__RECORDS PROVIDED__:
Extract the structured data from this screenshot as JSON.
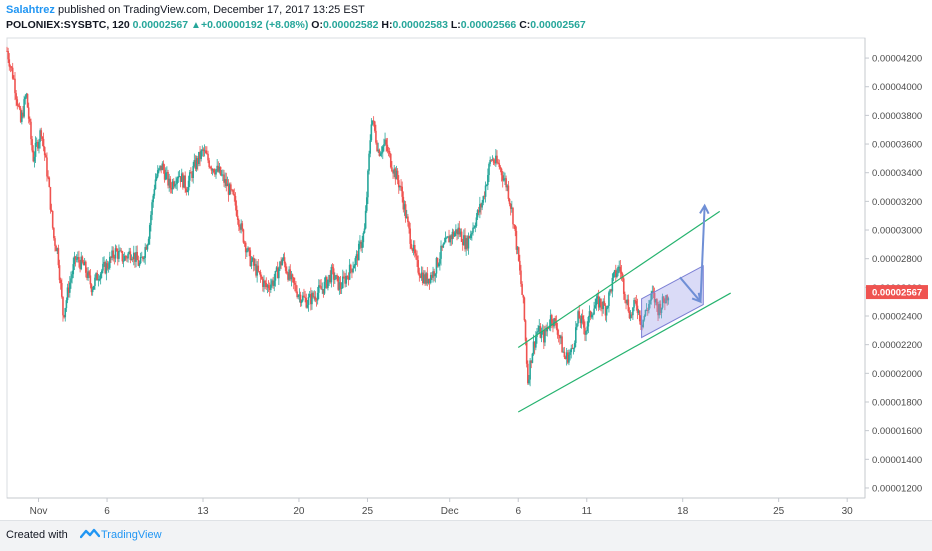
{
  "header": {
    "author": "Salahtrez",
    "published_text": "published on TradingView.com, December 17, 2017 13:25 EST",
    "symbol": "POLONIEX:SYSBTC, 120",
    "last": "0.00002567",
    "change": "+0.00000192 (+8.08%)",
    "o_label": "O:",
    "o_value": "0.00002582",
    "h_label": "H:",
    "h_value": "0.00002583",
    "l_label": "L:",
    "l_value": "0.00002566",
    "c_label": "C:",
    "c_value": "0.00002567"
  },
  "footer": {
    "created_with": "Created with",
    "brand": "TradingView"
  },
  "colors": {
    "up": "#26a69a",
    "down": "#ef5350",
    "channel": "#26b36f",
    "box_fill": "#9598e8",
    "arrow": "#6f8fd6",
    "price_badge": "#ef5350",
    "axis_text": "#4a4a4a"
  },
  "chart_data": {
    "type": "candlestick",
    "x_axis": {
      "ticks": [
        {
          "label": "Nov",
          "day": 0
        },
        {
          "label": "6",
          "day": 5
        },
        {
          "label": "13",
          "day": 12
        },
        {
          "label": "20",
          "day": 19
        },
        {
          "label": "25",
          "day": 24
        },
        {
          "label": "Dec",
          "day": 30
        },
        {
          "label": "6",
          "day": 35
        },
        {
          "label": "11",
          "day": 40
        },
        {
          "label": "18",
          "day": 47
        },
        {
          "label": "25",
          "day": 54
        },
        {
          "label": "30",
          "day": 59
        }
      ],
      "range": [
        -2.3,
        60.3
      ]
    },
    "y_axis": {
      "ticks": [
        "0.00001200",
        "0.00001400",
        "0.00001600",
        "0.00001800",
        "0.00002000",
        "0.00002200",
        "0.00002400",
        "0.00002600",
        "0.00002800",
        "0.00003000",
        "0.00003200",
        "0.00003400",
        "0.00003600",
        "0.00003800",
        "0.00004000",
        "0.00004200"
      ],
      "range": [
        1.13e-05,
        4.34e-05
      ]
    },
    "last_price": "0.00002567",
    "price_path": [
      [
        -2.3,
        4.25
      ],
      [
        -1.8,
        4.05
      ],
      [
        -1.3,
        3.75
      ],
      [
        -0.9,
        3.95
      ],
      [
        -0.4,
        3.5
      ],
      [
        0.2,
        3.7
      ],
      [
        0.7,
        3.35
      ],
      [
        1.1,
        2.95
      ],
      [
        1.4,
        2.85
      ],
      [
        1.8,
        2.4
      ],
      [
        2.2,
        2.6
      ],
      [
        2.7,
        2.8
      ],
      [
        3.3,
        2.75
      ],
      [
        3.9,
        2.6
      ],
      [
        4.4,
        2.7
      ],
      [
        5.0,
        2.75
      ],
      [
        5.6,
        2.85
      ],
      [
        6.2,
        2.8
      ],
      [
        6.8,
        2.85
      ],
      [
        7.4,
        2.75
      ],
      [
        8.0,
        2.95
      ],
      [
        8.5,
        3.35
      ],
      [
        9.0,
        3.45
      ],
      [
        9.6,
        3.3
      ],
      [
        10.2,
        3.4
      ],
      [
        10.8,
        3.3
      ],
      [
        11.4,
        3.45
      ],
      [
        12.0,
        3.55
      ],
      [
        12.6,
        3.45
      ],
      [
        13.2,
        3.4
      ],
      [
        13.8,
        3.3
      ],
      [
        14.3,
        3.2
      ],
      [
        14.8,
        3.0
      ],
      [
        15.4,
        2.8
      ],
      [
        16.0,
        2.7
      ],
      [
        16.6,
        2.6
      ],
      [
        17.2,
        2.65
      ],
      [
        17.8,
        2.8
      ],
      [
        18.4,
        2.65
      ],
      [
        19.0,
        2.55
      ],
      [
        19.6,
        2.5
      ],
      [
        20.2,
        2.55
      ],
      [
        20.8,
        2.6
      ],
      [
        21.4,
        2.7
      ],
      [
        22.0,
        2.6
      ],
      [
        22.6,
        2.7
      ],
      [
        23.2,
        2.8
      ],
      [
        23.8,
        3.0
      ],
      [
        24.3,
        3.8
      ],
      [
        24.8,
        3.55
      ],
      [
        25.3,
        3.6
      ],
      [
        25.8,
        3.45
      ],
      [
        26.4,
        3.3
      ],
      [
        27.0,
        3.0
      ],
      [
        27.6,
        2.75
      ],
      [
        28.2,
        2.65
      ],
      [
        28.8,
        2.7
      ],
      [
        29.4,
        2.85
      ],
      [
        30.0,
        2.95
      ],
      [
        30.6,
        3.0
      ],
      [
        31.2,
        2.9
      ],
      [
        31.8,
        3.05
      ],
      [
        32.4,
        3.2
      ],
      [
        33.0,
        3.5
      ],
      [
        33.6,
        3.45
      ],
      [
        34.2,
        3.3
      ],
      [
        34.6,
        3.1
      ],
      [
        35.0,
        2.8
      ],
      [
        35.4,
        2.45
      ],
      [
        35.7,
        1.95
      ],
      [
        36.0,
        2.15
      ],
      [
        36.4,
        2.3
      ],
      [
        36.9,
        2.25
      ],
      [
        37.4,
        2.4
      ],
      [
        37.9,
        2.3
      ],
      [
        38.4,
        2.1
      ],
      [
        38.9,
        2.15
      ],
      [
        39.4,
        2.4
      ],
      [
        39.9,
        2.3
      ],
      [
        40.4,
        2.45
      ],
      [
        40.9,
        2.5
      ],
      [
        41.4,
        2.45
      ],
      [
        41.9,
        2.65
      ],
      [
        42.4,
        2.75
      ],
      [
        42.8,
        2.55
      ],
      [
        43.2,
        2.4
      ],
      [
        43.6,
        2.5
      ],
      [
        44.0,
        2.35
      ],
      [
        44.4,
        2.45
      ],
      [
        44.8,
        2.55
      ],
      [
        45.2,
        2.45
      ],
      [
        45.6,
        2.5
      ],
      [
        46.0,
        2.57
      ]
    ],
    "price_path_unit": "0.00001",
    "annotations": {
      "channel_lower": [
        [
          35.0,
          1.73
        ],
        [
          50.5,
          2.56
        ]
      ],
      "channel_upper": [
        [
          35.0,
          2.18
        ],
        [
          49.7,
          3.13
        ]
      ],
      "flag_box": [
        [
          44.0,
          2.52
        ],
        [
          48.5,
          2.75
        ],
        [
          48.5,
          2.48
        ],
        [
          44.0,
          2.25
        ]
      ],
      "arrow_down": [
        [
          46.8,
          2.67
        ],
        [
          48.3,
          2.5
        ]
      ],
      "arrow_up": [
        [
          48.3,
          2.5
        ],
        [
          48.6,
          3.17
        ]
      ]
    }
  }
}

--

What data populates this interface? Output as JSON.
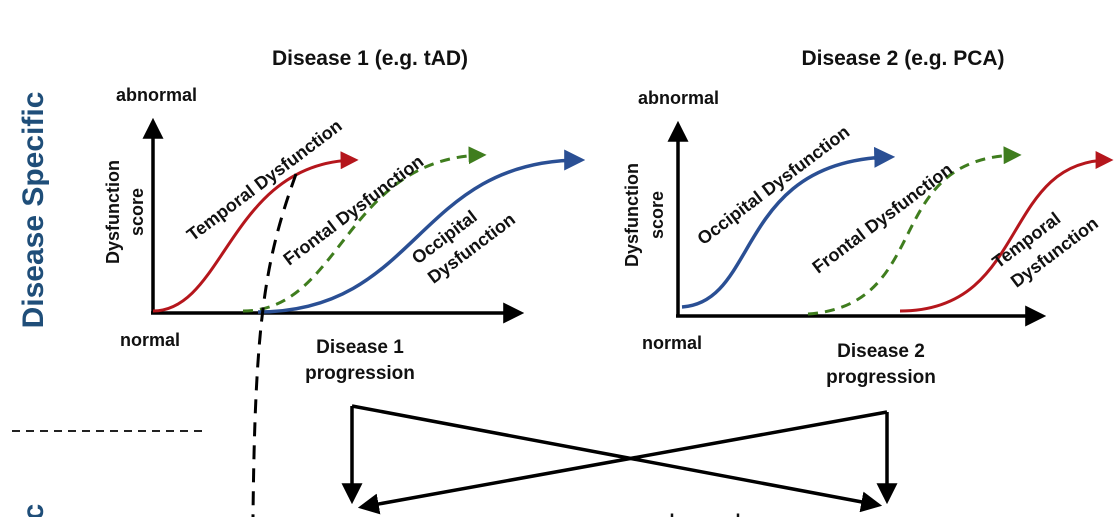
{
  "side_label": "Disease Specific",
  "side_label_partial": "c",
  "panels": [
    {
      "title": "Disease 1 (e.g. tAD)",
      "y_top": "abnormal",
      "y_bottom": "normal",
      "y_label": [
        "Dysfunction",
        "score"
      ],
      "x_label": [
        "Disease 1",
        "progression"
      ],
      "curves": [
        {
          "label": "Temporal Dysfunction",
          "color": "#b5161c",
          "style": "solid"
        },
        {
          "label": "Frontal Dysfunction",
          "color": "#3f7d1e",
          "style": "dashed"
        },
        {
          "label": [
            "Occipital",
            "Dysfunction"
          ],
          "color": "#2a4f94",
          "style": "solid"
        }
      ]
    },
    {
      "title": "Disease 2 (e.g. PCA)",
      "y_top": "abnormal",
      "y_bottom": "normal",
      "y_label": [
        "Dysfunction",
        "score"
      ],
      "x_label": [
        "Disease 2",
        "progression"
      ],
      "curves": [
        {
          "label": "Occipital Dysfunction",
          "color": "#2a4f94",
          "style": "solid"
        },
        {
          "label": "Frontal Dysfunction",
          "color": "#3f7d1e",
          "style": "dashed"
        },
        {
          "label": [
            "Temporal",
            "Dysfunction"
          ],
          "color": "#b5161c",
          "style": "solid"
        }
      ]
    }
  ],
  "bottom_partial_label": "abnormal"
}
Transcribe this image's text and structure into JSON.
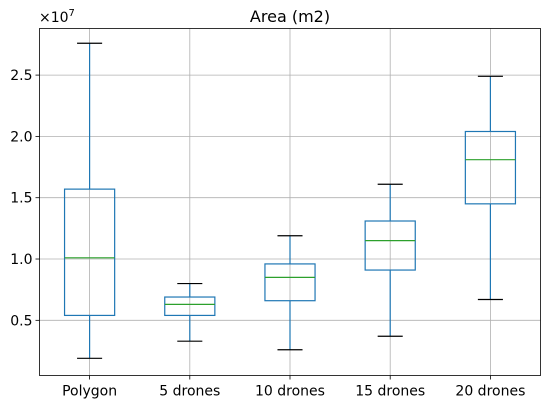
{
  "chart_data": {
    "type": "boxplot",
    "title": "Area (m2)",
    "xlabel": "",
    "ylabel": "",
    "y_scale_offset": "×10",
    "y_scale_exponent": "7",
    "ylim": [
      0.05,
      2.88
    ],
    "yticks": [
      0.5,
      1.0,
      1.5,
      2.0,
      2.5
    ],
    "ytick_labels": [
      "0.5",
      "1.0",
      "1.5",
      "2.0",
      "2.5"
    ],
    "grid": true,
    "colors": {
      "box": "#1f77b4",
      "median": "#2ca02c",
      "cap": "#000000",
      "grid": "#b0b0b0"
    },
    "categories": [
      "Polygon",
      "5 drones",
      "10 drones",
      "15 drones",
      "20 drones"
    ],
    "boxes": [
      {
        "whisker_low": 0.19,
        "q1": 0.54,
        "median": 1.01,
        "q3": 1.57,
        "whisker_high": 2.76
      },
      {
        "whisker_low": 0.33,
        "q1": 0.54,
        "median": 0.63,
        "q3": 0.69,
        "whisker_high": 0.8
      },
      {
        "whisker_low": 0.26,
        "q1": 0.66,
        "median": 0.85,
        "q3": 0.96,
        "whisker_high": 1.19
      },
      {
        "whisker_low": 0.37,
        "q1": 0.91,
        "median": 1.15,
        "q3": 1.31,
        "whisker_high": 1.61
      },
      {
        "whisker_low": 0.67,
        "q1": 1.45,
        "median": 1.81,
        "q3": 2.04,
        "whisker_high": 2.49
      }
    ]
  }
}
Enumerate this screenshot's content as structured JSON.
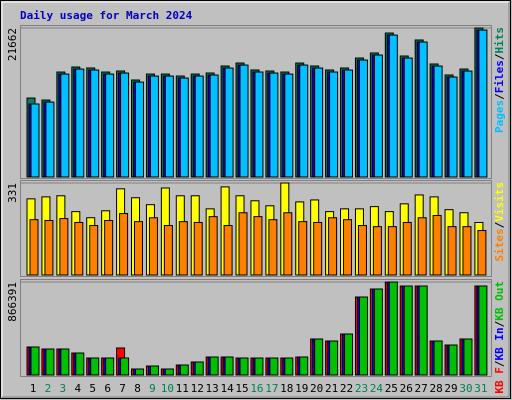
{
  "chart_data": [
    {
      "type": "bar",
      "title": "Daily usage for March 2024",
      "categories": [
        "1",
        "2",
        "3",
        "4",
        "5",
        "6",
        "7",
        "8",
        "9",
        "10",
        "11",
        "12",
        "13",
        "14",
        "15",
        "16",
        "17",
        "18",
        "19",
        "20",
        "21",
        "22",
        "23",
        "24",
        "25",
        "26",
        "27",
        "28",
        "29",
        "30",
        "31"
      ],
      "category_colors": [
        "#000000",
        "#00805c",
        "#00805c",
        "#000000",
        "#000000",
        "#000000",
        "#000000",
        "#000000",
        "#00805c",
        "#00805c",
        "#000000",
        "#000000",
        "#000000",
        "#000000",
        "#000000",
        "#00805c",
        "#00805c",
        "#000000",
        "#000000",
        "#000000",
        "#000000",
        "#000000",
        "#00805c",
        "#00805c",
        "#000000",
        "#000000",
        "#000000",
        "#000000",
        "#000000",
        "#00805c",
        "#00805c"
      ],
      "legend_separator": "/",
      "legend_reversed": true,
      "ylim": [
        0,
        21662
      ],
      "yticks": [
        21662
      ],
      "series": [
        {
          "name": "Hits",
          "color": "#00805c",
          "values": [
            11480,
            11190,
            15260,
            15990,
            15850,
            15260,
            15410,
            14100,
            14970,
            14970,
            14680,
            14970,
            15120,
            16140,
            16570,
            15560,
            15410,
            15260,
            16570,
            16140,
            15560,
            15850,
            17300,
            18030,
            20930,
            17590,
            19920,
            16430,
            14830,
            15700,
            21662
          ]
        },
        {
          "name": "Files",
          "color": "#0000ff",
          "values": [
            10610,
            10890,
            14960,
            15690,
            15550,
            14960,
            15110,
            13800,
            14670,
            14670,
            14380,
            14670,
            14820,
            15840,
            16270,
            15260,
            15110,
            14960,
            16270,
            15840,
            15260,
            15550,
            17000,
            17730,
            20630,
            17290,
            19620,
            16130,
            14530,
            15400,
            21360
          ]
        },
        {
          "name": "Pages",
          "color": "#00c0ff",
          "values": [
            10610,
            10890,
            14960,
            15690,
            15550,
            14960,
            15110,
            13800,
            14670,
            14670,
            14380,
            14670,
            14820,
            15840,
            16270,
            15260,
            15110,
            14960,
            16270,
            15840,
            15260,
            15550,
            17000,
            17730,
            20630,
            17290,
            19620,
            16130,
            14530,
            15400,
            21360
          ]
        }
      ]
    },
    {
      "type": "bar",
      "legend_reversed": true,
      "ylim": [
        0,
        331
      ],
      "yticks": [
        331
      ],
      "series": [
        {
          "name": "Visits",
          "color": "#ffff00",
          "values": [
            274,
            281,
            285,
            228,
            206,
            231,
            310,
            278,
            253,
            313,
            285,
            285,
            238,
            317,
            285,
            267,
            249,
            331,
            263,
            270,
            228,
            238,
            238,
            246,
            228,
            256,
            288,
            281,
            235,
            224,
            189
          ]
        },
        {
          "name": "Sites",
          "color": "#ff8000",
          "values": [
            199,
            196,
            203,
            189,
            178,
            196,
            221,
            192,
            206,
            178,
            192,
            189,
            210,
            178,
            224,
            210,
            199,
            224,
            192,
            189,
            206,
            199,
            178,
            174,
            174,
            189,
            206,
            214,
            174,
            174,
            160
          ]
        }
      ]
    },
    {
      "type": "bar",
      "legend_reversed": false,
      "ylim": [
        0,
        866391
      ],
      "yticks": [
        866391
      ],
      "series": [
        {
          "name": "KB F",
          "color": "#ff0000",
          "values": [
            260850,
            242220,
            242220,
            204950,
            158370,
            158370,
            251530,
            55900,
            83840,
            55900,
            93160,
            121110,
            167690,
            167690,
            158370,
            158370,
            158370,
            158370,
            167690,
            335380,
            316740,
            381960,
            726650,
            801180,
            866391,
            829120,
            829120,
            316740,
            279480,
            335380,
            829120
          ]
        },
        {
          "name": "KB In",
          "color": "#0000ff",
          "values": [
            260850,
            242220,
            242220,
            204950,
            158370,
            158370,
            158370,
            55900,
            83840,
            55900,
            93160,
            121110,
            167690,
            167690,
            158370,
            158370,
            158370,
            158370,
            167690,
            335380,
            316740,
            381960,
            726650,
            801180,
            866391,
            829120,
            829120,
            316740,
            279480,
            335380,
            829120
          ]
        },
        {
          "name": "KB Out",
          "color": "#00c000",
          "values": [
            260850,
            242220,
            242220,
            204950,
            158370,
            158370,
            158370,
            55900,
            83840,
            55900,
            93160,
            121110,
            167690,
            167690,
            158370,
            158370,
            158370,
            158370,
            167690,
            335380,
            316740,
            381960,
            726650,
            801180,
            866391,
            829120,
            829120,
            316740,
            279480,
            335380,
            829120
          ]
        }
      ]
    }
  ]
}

__TO BE DONE__:
Copy each line of the listing that includes "Occipital".

__THE COMPLETED TASK__:
            "Occipital",
          "label": "Occipital Dysfunction",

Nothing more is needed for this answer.